Exercise task:
Quote every line below exactly and skip any picture.

◆ ◆ ◆ ◆

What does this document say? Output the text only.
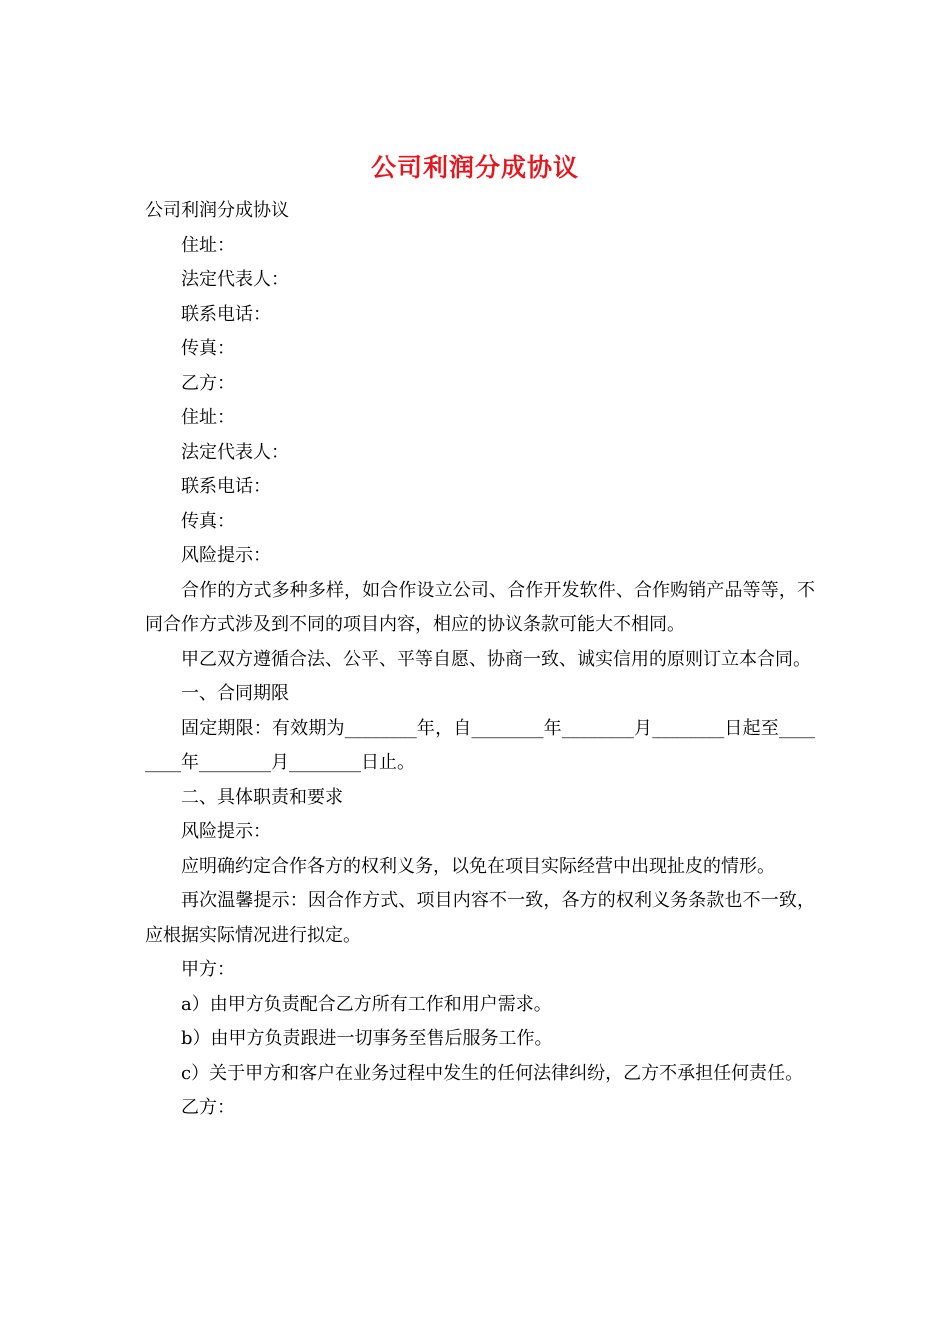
公司利润分成协议

公司利润分成协议

住址：

法定代表人：

联系电话：

传真：

乙方：

住址：

法定代表人：

联系电话：

传真：

风险提示：

合作的方式多种多样，如合作设立公司、合作开发软件、合作购销产品等等，不同合作方式涉及到不同的项目内容，相应的协议条款可能大不相同。

甲乙双方遵循合法、公平、平等自愿、协商一致、诚实信用的原则订立本合同。

一、合同期限

固定期限：有效期为________年，自________年________月________日起至________年________月________日止。

二、具体职责和要求

风险提示：

应明确约定合作各方的权利义务，以免在项目实际经营中出现扯皮的情形。

再次温馨提示：因合作方式、项目内容不一致，各方的权利义务条款也不一致，应根据实际情况进行拟定。

甲方：

a）由甲方负责配合乙方所有工作和用户需求。

b）由甲方负责跟进一切事务至售后服务工作。

c）关于甲方和客户在业务过程中发生的任何法律纠纷，乙方不承担任何责任。

乙方：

◆ ◆ ◆ ◆

Answer to this exercise:
What does this document say? Output the text only.
公司利润分成协议

公司利润分成协议

住址：

法定代表人：

联系电话：

传真：

乙方：

住址：

法定代表人：

联系电话：

传真：

风险提示：

合作的方式多种多样，如合作设立公司、合作开发软件、合作购销产品等等，不同合作方式涉及到不同的项目内容，相应的协议条款可能大不相同。

甲乙双方遵循合法、公平、平等自愿、协商一致、诚实信用的原则订立本合同。

一、合同期限

固定期限：有效期为________年，自________年________月________日起至________年________月________日止。

二、具体职责和要求

风险提示：

应明确约定合作各方的权利义务，以免在项目实际经营中出现扯皮的情形。

再次温馨提示：因合作方式、项目内容不一致，各方的权利义务条款也不一致，应根据实际情况进行拟定。

甲方：

a）由甲方负责配合乙方所有工作和用户需求。

b）由甲方负责跟进一切事务至售后服务工作。

c）关于甲方和客户在业务过程中发生的任何法律纠纷，乙方不承担任何责任。

乙方：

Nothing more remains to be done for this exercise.